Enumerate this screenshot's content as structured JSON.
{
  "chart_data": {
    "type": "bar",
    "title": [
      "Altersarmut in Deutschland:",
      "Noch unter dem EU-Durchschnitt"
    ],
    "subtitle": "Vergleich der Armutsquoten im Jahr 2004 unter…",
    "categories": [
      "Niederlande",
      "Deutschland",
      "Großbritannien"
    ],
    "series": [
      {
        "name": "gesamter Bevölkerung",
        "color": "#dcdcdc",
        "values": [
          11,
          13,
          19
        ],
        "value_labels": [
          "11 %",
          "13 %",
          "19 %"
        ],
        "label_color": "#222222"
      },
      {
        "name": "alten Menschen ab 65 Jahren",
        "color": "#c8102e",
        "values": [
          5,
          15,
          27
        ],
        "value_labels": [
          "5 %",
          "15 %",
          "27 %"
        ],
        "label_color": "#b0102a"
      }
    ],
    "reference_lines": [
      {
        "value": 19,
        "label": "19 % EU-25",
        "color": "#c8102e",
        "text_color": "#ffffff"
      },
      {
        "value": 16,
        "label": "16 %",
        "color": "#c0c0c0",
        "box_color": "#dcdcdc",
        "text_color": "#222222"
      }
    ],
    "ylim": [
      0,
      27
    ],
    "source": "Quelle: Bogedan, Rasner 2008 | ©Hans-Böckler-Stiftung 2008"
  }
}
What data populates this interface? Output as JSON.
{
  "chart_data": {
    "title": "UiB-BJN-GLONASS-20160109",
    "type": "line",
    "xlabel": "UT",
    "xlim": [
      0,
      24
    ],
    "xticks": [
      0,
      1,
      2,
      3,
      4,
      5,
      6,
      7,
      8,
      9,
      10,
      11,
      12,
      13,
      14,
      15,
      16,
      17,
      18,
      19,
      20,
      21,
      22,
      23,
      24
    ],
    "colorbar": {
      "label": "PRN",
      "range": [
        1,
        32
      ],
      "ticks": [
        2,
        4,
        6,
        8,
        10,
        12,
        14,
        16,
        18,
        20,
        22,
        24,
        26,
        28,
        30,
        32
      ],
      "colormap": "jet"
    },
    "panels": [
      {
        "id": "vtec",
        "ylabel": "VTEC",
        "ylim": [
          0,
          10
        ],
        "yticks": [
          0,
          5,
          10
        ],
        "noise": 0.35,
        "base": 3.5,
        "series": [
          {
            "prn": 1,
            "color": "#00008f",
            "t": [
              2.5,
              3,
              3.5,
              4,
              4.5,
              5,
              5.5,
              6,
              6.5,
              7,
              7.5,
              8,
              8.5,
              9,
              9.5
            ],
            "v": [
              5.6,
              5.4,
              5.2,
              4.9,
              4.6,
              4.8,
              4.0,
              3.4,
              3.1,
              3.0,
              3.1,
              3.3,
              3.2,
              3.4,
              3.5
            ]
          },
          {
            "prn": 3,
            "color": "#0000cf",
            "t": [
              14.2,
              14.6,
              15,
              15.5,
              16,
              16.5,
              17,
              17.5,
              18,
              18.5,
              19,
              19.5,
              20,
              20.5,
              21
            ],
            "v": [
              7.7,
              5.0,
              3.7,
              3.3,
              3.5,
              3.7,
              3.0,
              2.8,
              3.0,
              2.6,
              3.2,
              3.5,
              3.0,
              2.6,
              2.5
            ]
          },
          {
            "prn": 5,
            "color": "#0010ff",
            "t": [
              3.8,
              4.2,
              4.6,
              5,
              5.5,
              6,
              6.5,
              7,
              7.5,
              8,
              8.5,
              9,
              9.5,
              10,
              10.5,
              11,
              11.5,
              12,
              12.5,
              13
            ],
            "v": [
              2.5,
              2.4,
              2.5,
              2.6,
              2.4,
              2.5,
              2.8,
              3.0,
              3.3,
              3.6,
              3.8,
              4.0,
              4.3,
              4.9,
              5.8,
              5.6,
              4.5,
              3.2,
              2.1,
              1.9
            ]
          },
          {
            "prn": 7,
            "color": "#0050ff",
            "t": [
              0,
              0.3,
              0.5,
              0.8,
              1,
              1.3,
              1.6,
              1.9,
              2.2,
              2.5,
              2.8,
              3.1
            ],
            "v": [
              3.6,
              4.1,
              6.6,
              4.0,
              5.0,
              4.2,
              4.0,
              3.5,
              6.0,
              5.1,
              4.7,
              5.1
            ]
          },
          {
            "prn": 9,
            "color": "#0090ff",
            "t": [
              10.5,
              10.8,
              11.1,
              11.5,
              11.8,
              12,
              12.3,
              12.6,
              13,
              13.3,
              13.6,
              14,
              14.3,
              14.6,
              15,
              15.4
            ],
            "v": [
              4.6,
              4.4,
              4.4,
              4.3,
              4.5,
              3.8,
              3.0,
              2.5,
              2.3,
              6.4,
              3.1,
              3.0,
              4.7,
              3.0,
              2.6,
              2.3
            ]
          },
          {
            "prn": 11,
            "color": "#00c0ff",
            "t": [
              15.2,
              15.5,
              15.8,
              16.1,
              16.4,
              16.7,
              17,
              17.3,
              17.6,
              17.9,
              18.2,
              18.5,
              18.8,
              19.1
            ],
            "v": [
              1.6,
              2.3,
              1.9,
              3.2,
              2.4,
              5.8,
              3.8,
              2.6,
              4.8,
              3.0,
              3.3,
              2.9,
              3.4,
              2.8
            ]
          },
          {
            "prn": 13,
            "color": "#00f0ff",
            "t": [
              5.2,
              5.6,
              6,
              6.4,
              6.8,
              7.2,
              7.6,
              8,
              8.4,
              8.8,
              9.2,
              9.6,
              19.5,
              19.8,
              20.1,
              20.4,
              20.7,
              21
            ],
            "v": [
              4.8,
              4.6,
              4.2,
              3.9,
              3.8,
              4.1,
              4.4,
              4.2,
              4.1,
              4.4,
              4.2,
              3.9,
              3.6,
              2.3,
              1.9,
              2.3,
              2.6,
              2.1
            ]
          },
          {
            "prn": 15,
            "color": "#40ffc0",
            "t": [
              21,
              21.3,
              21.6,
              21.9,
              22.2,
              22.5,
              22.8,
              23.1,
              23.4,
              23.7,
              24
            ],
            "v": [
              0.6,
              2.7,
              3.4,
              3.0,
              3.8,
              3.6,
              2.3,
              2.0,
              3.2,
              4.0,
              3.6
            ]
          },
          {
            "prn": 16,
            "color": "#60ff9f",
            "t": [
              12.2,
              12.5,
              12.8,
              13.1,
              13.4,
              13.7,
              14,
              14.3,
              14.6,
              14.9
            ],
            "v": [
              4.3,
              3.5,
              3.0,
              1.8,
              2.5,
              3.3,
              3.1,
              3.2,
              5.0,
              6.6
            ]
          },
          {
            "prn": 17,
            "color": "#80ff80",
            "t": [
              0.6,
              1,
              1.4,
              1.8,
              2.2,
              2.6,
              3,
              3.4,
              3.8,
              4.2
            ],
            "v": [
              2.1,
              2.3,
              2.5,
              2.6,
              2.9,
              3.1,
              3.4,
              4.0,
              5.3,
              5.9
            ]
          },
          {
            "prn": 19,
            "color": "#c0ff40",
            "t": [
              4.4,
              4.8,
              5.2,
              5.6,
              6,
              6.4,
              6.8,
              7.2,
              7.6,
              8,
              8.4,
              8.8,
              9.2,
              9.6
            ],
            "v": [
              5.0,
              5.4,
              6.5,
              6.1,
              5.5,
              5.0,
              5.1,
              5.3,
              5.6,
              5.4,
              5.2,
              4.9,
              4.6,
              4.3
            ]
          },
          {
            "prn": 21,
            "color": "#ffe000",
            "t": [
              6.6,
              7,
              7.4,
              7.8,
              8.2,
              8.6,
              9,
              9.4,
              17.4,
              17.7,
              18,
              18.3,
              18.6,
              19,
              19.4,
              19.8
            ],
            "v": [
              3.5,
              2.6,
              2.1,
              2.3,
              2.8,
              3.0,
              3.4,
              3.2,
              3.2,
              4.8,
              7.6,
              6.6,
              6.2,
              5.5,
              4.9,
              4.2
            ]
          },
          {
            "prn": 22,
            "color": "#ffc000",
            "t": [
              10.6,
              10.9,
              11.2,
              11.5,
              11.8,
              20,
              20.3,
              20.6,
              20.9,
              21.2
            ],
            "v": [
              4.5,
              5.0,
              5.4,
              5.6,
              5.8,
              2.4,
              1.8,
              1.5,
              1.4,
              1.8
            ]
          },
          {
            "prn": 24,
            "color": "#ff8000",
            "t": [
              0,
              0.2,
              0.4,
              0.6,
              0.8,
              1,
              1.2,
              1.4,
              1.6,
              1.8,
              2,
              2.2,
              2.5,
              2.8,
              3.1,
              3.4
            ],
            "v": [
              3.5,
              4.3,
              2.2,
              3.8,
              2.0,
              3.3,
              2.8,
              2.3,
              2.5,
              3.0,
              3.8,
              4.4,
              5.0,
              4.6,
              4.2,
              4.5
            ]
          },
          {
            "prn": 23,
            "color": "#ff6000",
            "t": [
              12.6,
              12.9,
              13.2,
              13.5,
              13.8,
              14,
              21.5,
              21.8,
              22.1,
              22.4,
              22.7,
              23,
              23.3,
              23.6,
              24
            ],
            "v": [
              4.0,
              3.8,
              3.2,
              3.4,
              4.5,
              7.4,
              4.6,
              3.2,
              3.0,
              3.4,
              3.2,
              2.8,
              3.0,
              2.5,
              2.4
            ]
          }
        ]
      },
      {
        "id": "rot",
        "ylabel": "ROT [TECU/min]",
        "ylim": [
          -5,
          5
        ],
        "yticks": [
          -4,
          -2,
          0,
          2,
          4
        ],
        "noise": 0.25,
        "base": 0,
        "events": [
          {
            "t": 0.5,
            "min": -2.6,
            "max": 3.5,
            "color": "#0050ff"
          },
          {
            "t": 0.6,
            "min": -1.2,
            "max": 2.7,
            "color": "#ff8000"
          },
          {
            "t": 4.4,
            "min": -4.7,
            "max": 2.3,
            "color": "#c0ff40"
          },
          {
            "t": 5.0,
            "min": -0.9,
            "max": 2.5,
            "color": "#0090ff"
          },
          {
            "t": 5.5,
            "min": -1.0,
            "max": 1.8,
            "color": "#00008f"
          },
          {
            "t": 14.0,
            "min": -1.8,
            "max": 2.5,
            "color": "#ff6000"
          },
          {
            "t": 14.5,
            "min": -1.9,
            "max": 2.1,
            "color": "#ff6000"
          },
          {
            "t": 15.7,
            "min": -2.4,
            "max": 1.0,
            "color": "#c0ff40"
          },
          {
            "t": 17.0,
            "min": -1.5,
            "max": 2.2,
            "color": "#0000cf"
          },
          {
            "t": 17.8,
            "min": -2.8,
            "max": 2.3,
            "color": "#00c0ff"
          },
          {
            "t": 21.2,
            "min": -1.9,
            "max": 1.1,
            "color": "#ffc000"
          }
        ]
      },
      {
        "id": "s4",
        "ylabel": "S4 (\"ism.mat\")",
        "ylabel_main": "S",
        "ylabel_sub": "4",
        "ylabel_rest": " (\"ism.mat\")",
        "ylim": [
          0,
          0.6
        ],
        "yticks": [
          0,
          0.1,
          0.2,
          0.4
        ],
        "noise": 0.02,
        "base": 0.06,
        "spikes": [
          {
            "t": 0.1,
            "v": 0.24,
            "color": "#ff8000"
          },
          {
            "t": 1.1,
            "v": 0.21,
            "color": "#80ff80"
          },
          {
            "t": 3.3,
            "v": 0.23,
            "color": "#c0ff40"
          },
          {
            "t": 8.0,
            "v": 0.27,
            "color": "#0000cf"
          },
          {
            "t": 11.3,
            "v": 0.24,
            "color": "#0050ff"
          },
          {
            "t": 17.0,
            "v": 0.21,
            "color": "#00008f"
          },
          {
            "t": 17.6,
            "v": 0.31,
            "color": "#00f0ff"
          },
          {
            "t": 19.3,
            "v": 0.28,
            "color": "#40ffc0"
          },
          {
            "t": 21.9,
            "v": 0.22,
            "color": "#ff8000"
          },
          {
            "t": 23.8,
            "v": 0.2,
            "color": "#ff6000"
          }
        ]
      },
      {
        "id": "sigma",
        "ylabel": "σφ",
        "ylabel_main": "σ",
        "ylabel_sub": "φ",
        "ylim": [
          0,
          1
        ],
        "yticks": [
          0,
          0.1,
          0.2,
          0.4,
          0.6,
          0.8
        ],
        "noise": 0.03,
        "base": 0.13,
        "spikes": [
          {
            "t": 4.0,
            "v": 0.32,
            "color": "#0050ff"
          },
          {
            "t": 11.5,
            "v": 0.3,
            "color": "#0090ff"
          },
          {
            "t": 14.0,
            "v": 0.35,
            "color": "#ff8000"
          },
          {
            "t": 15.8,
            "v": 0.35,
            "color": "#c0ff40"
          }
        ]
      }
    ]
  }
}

++++++++

■ Exercise details
Track down every line holding the string "this" and copy it.

■ The solution
Enumerate this screenshot's content as structured JSON.
What data populates this interface? Output as JSON.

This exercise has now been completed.